**DOCUMENT TEXT:**
Thursday, June 14, 2012

The End – “Good bye and thanks for all the fish” (Hitchhikers Guide to the Galaxy, 1979)

Well it is here, the end of another deployment and my last one before I retire.  While I am extremely happy to see it come to an end, it would not be complete if I did not take the time to thank those people that made it go by a quickly as it did.  It just seems like yesterday that I boarded the Chinook helicopter out of Iraq in December.  Now I am packing up and waiting for the bus to take me to the last plane I will board as a soldier heading home.  There I will spend the next two years getting ready to retire after 20 years thus fulfilling a promise I made to myself to finish what I started.

First and foremost, I must thank my lovely wife Patty.  She has been there for me on all three deployments.  While most of the time she has railed loudly about how she wants each and every deployment to be over so we can be together, she has provided me the strength to keep going and finish this journey.  As I am not as a prolific writer as I would like to be, she has also been the editor of many of my papers and blog entries.  She will admit though, the amount of editing she has had to do lately has become less and less, I still rely on her to make sure I get my point across.  Thank you Patty and I am eternally grateful for you being in my life and the even though this journey is ending ours is just beginning.

Secondly, to my friends and mentors Nancy “aka My Girlfriend” and Kem Hauge, for the support you have given Patty and me over the last 8 years since we first met, THANK YOU.   You are two of the kindest and giving people I have ever met and don’t think I can ever repay you for it.  Our Friday night dinners and drinks are the one thing that we all could count on and look forward to each and every week.  From the food, to the martinis (oh the martinis – extra cold and dry for Nancy) to the conversations those are some of the best memories that carried my through this deployment.  THANK YOU THANK YOU.

Thirdly, to all my friends in National Guard units that I have had the pleasure of serving with thank you.  While we may not speak for a while, there is a special bond between people that have served together.  You understand what each has gone through during those times and the challenges we faced.  We can take comfort to know that we survived and made it home.  Your impact on me did not go unnoticed and I salute you and thank you.

Lastly, not all the people that have made an impact were positive.  All three deployments have had those individuals that had a negative impact on others and me.  While I am not going to name names I am sure if those people actually read this blog they may think I am talking about them.  If they think that then they are probably correct but you will have to ask me directly to know for sure.  However, they also need to be thanked.  Thank you for showing me what not to do.  Your lesson, while unknowing to you, was appreciated.

So this is it, the last entry in the series.  However, it will not be the last blog I do.  All that is left is the say “good bye and thanks for all the fish” - For Now.

Wednesday, April 4, 2012

Leave – Two types – One you want to take one that you hope to Never Take

Well it is here, time for my mid-tour R&R leave.  I am really looking forward to taking this break from the desert.  Right now the temperature is starting to climb as is my blood pressure but that is for another time.  While I contemplate my leave and how excited I am about it, I am also taking time to reflect the other type of leave I had to take during this deployment.

**GOAL 1:**
Render the rows as a numbered list, starting at the first row and ending at the row that contains "bar-segment (146, 1038, 150, 1054)". Omit any blank lines.
**GOAL 2:**
Supply the next part of the deployment blog, beginning after its final sentence.
The rows that follow are unrelated to the deployment blog.

**EXERCISE MATERIALS:**
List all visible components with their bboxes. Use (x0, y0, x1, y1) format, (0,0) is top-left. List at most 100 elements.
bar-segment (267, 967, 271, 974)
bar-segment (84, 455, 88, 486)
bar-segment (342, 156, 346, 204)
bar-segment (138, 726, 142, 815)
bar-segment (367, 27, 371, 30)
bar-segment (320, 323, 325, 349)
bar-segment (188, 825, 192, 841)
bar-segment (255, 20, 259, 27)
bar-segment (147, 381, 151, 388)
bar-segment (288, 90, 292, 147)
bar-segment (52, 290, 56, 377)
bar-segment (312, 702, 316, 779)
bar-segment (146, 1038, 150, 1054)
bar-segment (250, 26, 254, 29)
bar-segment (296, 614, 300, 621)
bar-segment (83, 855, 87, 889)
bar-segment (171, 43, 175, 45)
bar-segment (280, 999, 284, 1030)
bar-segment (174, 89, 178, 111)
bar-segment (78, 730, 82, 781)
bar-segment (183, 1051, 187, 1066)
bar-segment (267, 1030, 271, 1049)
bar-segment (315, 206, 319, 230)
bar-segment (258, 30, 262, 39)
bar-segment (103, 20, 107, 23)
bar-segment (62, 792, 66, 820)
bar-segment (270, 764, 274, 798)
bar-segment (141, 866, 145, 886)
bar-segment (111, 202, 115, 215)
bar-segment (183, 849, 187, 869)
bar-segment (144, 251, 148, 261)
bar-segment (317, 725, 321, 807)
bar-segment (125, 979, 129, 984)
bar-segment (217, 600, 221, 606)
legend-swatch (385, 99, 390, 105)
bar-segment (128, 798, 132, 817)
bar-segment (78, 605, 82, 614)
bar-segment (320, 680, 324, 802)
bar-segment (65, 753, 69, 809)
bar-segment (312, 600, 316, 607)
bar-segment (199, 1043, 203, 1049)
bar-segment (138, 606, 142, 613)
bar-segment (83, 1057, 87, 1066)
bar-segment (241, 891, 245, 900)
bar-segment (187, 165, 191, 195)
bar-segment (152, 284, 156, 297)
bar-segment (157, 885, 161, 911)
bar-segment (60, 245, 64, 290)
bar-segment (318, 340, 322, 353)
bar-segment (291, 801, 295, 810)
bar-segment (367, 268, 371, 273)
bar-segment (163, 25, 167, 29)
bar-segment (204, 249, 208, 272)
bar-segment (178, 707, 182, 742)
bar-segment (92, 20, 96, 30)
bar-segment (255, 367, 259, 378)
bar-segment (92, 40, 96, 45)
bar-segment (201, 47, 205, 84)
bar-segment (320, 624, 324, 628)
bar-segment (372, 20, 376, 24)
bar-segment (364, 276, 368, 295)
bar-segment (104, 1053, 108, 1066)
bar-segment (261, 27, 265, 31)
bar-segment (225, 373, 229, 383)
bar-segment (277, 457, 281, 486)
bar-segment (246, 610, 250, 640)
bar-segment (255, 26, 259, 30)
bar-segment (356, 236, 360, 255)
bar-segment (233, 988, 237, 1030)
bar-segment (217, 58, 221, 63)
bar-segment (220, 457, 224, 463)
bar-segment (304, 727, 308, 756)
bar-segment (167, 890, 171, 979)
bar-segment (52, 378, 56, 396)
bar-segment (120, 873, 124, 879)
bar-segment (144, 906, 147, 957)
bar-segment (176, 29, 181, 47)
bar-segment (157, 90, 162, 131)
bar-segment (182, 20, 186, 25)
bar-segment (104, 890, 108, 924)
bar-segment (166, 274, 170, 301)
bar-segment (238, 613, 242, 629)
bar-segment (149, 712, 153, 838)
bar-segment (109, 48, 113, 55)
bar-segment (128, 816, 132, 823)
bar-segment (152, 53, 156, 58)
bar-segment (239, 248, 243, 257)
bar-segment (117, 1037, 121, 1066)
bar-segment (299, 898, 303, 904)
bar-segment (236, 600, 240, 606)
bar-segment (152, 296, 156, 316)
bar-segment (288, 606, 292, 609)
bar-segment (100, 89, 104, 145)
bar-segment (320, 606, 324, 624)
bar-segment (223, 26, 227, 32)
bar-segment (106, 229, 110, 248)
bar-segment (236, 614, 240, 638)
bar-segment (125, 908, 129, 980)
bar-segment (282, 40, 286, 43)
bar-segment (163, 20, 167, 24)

**TASK OUTPUT 1:**
1. List all visible components with their bboxes. Use (x0, y0, x1, y1) format, (0,0) is top-left. List at most 100 elements.
2. bar-segment (267, 967, 271, 974)
3. bar-segment (84, 455, 88, 486)
4. bar-segment (342, 156, 346, 204)
5. bar-segment (138, 726, 142, 815)
6. bar-segment (367, 27, 371, 30)
7. bar-segment (320, 323, 325, 349)
8. bar-segment (188, 825, 192, 841)
9. bar-segment (255, 20, 259, 27)
10. bar-segment (147, 381, 151, 388)
11. bar-segment (288, 90, 292, 147)
12. bar-segment (52, 290, 56, 377)
13. bar-segment (312, 702, 316, 779)
14. bar-segment (146, 1038, 150, 1054)

**TASK OUTPUT 2:**
Most people do not know that the military offers several ways for soldiers to get a “break” from the mundane day-to-day effects of military life.  Being deployed does not change that; it just offers a little more complexity.  There is the traditional leave (civilians call it vacation), but the outcome is the same.  You get away and enjoy some much needed down time in order to recharge your batteries.  Just like everyone else you sometimes need a vacation from your vacation depending on what you do with your down time.  The other way to escape is with a “pass” Just like the days in High School, it allows you to take a quick respite from work and reset yourself.  I have been offered this several times but the areas that they can send me only offer a different base nothing really exciting so I have declined.  The outcomes are the same for both leave and pass, to get you away from your company for a quick break.  However, there are times that you did not plan to take leave or pass but have no fear the military has the remedy for that.  It is called Emergency Leave/Pass.

So what is the difference?  As the name implies something has happened that requires you to leave the area and address the emergency.  So what is classified as an emergency, typically it requires a Red Cross Message.  Basically someone back home has called the Red Cross to inform the unit that Soldier so and so needs to come home because something drastic has happened.  Well yours truly had one of those drastic things happened this deployment that required me to take Emergency Leave.  Most people reading this will know what happened so I will not bemoan the issue.  Suffice to say it is a message NO ONE ever wants to get.  It affects everyone in the company and even if you had a huge blow out with someone in the company early that day, this type of message puts everything into perspective really quick.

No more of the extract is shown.